GOAL:
Copy out the lines from the one containing "tab-itest[interactable]: iTest |" through the one containing "seismic-zone-swatch <box>166 544", character for character.

[Page element annotations]

* * *

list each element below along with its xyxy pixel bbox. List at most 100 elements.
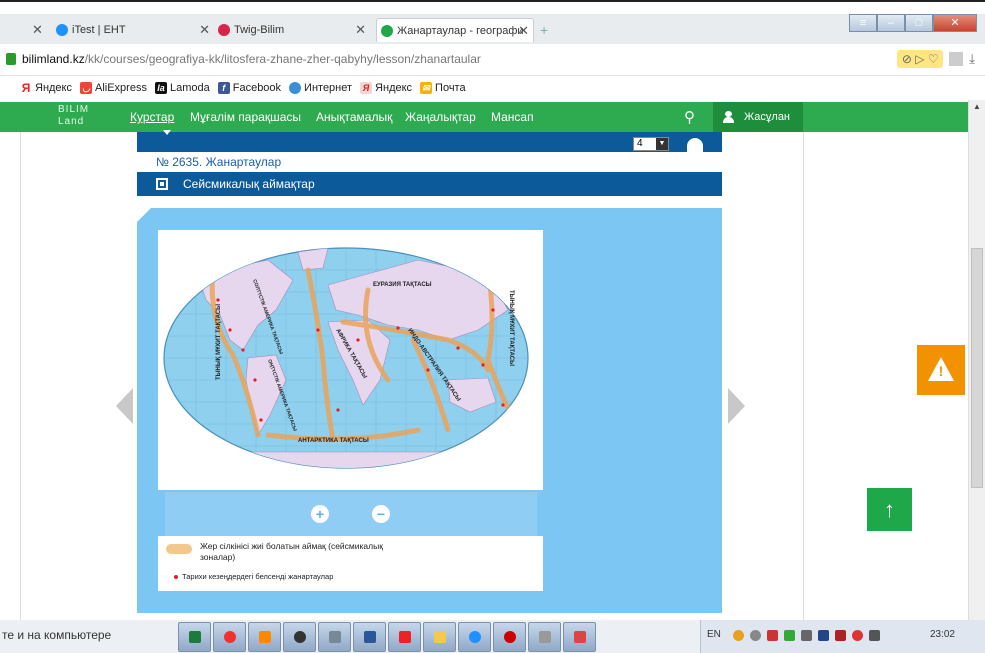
tab-itest[interactable]: iTest | ЕНТ ✕ <box>56 18 214 42</box>
ie-icon[interactable] <box>458 622 491 652</box>
url-path: /kk/courses/geografiya-kk/litosfera-zhan… <box>84 52 481 66</box>
bookmark-aliexpress[interactable]: ◡ AliExpress <box>80 82 147 94</box>
seismic-zone-swatch <box>166 544 192 554</box>
aliexpress-icon: ◡ <box>80 82 92 94</box>
tray-app-icon[interactable] <box>835 630 846 641</box>
taskbar-apps <box>178 620 596 653</box>
adblock-icon[interactable]: ⊘ ▷ ♡ <box>897 50 944 68</box>
nav-teacher-page[interactable]: Мұғалім парақшасы <box>190 110 301 124</box>
user-menu[interactable]: Жасұлан <box>713 102 803 132</box>
page-scrollbar[interactable]: ▲ <box>968 100 985 620</box>
network-icon[interactable] <box>784 630 795 641</box>
seismic-map: ЕУРАЗИЯ ТАҚТАСЫ АФРИКА ТАҚТАСЫ ИНДО-АВСТ… <box>158 230 543 490</box>
window-top-edge <box>0 0 985 8</box>
new-tab-icon[interactable]: + <box>540 18 556 42</box>
bookmark-yandex[interactable]: Я Яндекс <box>20 82 72 94</box>
section-header: Сейсмикалық аймақтар <box>137 172 722 196</box>
app-icon[interactable] <box>563 622 596 652</box>
tray-icons <box>733 630 880 641</box>
page-select[interactable]: 4 ▼ <box>633 137 669 151</box>
user-name: Жасұлан <box>744 111 791 123</box>
media-icon[interactable] <box>248 622 281 652</box>
scroll-top-button[interactable]: ↑ <box>867 488 912 531</box>
ok-icon[interactable] <box>283 622 316 652</box>
minimize-icon[interactable]: – <box>877 14 905 32</box>
volcano-label: Тарихи кезеңдердегі белсенді жанартаулар <box>182 572 334 581</box>
report-error-button[interactable]: ! <box>917 345 965 395</box>
tray-app-icon[interactable] <box>767 630 778 641</box>
mail-icon: ✉ <box>420 82 433 94</box>
yandex-browser-icon[interactable] <box>388 622 421 652</box>
bookmark-yandex-2[interactable]: Я Яндекс <box>360 82 412 94</box>
bookmark-facebook[interactable]: f Facebook <box>217 82 281 94</box>
logo-top: BILIM <box>58 104 90 115</box>
maximize-icon[interactable]: □ <box>905 14 933 32</box>
address-actions: ⊘ ▷ ♡ ⤓ <box>897 50 975 68</box>
tray-app-icon[interactable] <box>750 630 761 641</box>
bookmark-mail[interactable]: ✉ Почта <box>420 82 466 94</box>
next-slide-icon[interactable] <box>728 388 745 424</box>
nav-career[interactable]: Мансап <box>491 110 534 124</box>
zoom-in-icon[interactable]: + <box>311 505 329 523</box>
tray-app-icon[interactable] <box>852 630 863 641</box>
bookmark-internet[interactable]: Интернет <box>289 82 352 94</box>
tab-close-icon[interactable]: ✕ <box>355 22 366 38</box>
tab-zhanartaular[interactable]: Жанартаулар - географи ✕ <box>376 18 534 42</box>
close-window-icon[interactable]: ✕ <box>933 14 977 32</box>
tab-close-icon[interactable]: ✕ <box>32 22 43 38</box>
world-map-svg: ЕУРАЗИЯ ТАҚТАСЫ АФРИКА ТАҚТАСЫ ИНДО-АВСТ… <box>163 247 529 469</box>
download-icon[interactable]: ⤓ <box>969 51 975 67</box>
lamoda-icon: la <box>154 82 167 94</box>
tray-app-icon[interactable] <box>733 630 744 641</box>
zoom-bar: + − <box>165 492 537 536</box>
tab-close-icon[interactable]: ✕ <box>518 23 529 39</box>
map-legend: Жер сілкінісі жиі болатын аймақ (сейсмик… <box>158 536 543 591</box>
yandex-icon: Я <box>21 81 31 95</box>
twig-favicon-icon <box>218 24 230 36</box>
window-controls: ≡ – □ ✕ <box>849 14 977 32</box>
bilimland-logo[interactable]: BILIM Land <box>58 104 89 128</box>
lesson-menu-icon[interactable] <box>687 138 703 152</box>
address-bar[interactable]: bilimland.kz/kk/courses/geografiya-kk/li… <box>0 44 985 76</box>
tray-app-icon[interactable] <box>869 630 880 641</box>
keyboard-language[interactable]: EN <box>707 629 721 640</box>
section-icon <box>156 178 168 190</box>
exclamation-icon: ! <box>938 363 944 379</box>
tray-app-icon[interactable] <box>818 630 829 641</box>
bookmark-lamoda[interactable]: la Lamoda <box>154 82 210 94</box>
logo-bottom: Land <box>58 116 85 127</box>
menu-icon[interactable]: ≡ <box>849 14 877 32</box>
clock[interactable]: 23:02 <box>930 629 955 640</box>
prev-slide-icon[interactable] <box>116 388 133 424</box>
word-icon[interactable] <box>353 622 386 652</box>
window-icon[interactable] <box>318 622 351 652</box>
tab-label: Жанартаулар - географи <box>397 24 524 37</box>
lesson-number: № 2635. Жанартаулар <box>156 155 282 169</box>
tab-close-icon[interactable]: ✕ <box>199 22 210 38</box>
scroll-up-icon[interactable]: ▲ <box>973 102 981 111</box>
nav-reference[interactable]: Анықтамалық <box>316 110 392 124</box>
scroll-thumb[interactable] <box>971 248 983 488</box>
volume-icon[interactable] <box>801 630 812 641</box>
seismic-zone-label: Жер сілкінісі жиі болатын аймақ (сейсмик… <box>200 541 383 562</box>
tool-icon[interactable] <box>528 622 561 652</box>
tab-first[interactable]: ✕ <box>20 18 52 42</box>
tab-bar: ✕ iTest | ЕНТ ✕ Twig-Bilim ✕ Жанартаулар… <box>0 14 985 44</box>
chrome-icon[interactable] <box>213 622 246 652</box>
nav-news[interactable]: Жаңалықтар <box>405 110 476 124</box>
search-icon[interactable]: ⚲ <box>684 108 695 126</box>
plate-label: ЕУРАЗИЯ ТАҚТАСЫ <box>373 282 432 288</box>
collapse-icon[interactable] <box>163 130 171 135</box>
screen: ✕ iTest | ЕНТ ✕ Twig-Bilim ✕ Жанартаулар… <box>0 0 985 653</box>
zoom-out-icon[interactable]: − <box>372 505 390 523</box>
nav-kurstar[interactable]: Курстар <box>130 110 174 124</box>
opera-icon[interactable] <box>493 622 526 652</box>
extension-icon[interactable] <box>949 52 964 66</box>
excel-icon[interactable] <box>178 622 211 652</box>
system-tray: EN 23:02 <box>700 620 985 653</box>
url-text[interactable]: bilimland.kz/kk/courses/geografiya-kk/li… <box>22 52 481 66</box>
bookmark-label: Яндекс <box>35 82 72 94</box>
tab-twig-bilim[interactable]: Twig-Bilim ✕ <box>218 18 370 42</box>
explorer-icon[interactable] <box>423 622 456 652</box>
lock-icon <box>6 53 16 65</box>
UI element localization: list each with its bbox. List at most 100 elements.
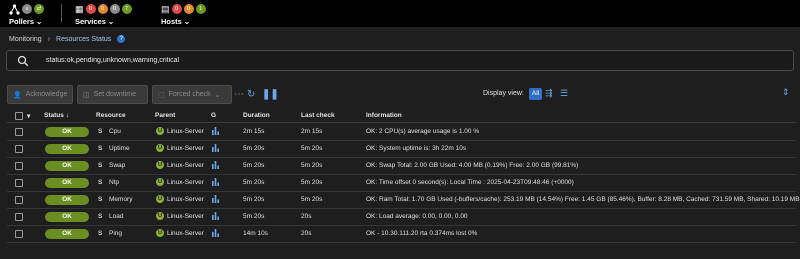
pollers-menu[interactable]: ≡ ⇄ Pollers ⌄ [9,3,44,26]
hosts-menu[interactable]: ▤ 0 0 1 Hosts ⌄ [161,3,206,26]
host-status-icon: U [156,144,164,152]
chevron-down-icon: ⌄ [107,17,115,26]
table-row[interactable]: OK S Cpu U Linux-Server 2m 15s 2m 15s OK: 2 CPU… [7,124,796,141]
host-status-icon: U [156,161,164,169]
graph-icon[interactable] [212,178,219,186]
column-status-label: Status [44,112,64,119]
search-bar [6,50,794,71]
parent-name[interactable]: Linux-Server [167,196,204,203]
hosts-label: Hosts [161,17,182,26]
expand-icon[interactable]: ⇕ [782,87,790,98]
column-status[interactable]: Status ↓ [44,112,69,119]
column-information[interactable]: Information [366,112,402,119]
view-all-button[interactable]: All [529,88,542,100]
resource-name[interactable]: Uptime [109,145,130,152]
graph-icon[interactable] [212,195,219,203]
breadcrumb: Monitoring › Resources Status ? [9,34,126,44]
pause-icon[interactable]: ❚❚ [262,89,279,100]
search-input[interactable] [46,53,786,68]
last-check-value: 5m 20s [301,196,323,203]
refresh-icon[interactable]: ↻ [247,89,255,100]
row-checkbox[interactable] [15,128,23,136]
hosts-unreachable-count[interactable]: 0 [183,4,194,14]
parent-name[interactable]: Linux-Server [167,230,204,237]
duration-value: 14m 10s [243,230,268,237]
search-icon [17,55,29,67]
services-ok-count[interactable]: 7 [121,4,132,14]
status-badge: OK [45,178,89,188]
service-icon: S [98,128,103,135]
table-header: ▾ Status ↓ Resource Parent G Duration La… [7,110,796,123]
pollers-database-icon: ≡ [22,4,32,14]
select-all-checkbox[interactable] [15,112,23,120]
status-badge: OK [45,212,89,222]
row-checkbox[interactable] [15,179,23,187]
view-by-host-icon[interactable]: ⇶ [545,88,553,99]
resource-name[interactable]: Ntp [109,179,119,186]
topbar-divider [61,4,62,22]
services-warning-count[interactable]: 0 [97,4,108,14]
graph-icon[interactable] [212,229,219,237]
parent-name[interactable]: Linux-Server [167,162,204,169]
acknowledge-label: Acknowledge [25,91,68,98]
set-downtime-button[interactable]: ◫ Set downtime [77,85,148,104]
information-value: OK: Load average: 0.00, 0.00, 0.00 [366,213,468,220]
resource-name[interactable]: Memory [109,196,132,203]
table-row[interactable]: OK S Swap U Linux-Server 5m 20s 5m 20s OK: Swap… [7,158,796,175]
breadcrumb-resources-status[interactable]: Resources Status [56,36,111,43]
select-menu-icon[interactable]: ▾ [27,112,30,120]
help-icon[interactable]: ? [117,35,126,43]
graph-icon[interactable] [212,127,219,135]
parent-name[interactable]: Linux-Server [167,145,204,152]
duration-value: 5m 20s [243,213,265,220]
column-duration[interactable]: Duration [243,112,270,119]
set-downtime-label: Set downtime [93,91,137,98]
services-menu[interactable]: ▦ 0 0 0 7 Services ⌄ [75,3,132,26]
parent-name[interactable]: Linux-Server [167,213,204,220]
column-graph[interactable]: G [211,112,216,119]
hosts-up-count[interactable]: 1 [195,4,206,14]
host-status-icon: U [156,195,164,203]
status-badge: OK [45,127,89,137]
table-row[interactable]: OK S Ping U Linux-Server 14m 10s 20s OK - 10.30… [7,226,796,243]
row-checkbox[interactable] [15,213,23,221]
downtime-icon: ◫ [83,91,90,99]
table-row[interactable]: OK S Memory U Linux-Server 5m 20s 5m 20s OK: Ra… [7,192,800,209]
chevron-down-icon: ⌄ [36,17,43,26]
information-value: OK: 2 CPU(s) average usage is 1.00 % [366,128,480,135]
graph-icon[interactable] [212,212,219,220]
last-check-value: 5m 20s [301,179,323,186]
services-critical-count[interactable]: 0 [85,4,96,14]
duration-value: 5m 20s [243,162,265,169]
column-resource[interactable]: Resource [96,112,126,119]
column-parent[interactable]: Parent [155,112,175,119]
row-checkbox[interactable] [15,162,23,170]
table-row[interactable]: OK S Uptime U Linux-Server 5m 20s 5m 20s OK: Sy… [7,141,796,158]
information-value: OK: Time offset 0 second(s): Local Time … [366,179,574,186]
more-actions-icon[interactable]: ⋯ [234,89,244,100]
service-icon: S [98,145,103,152]
resource-name[interactable]: Swap [109,162,125,169]
parent-name[interactable]: Linux-Server [167,128,204,135]
forced-check-label: Forced check [168,91,211,98]
status-badge: OK [45,144,89,154]
row-checkbox[interactable] [15,145,23,153]
table-row[interactable]: OK S Load U Linux-Server 5m 20s 20s OK: Load av… [7,209,796,226]
breadcrumb-monitoring[interactable]: Monitoring [9,36,42,43]
row-checkbox[interactable] [15,230,23,238]
table-row[interactable]: OK S Ntp U Linux-Server 5m 20s 5m 20s OK: Time … [7,175,796,192]
hosts-down-count[interactable]: 0 [171,4,182,14]
graph-icon[interactable] [212,161,219,169]
view-by-service-icon[interactable]: ☰ [560,88,568,99]
forced-check-button[interactable]: ⬚ Forced check ⌄ [152,85,232,104]
resource-name[interactable]: Load [109,213,123,220]
resource-name[interactable]: Ping [109,230,122,237]
services-unknown-count[interactable]: 0 [109,4,120,14]
column-last-check[interactable]: Last check [301,112,335,119]
row-checkbox[interactable] [15,196,23,204]
acknowledge-button[interactable]: 👤 Acknowledge [7,85,73,104]
parent-name[interactable]: Linux-Server [167,179,204,186]
service-icon: S [98,230,103,237]
resource-name[interactable]: Cpu [109,128,121,135]
graph-icon[interactable] [212,144,219,152]
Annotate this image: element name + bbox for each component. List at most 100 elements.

* * *

WRITTEN REPLY:
tab-itest[interactable]: iTest | ЕНТ ✕ <box>56 18 214 42</box>
ie-icon[interactable] <box>458 622 491 652</box>
url-path: /kk/courses/geografiya-kk/litosfera-zhan… <box>84 52 481 66</box>
bookmark-aliexpress[interactable]: ◡ AliExpress <box>80 82 147 94</box>
seismic-zone-swatch <box>166 544 192 554</box>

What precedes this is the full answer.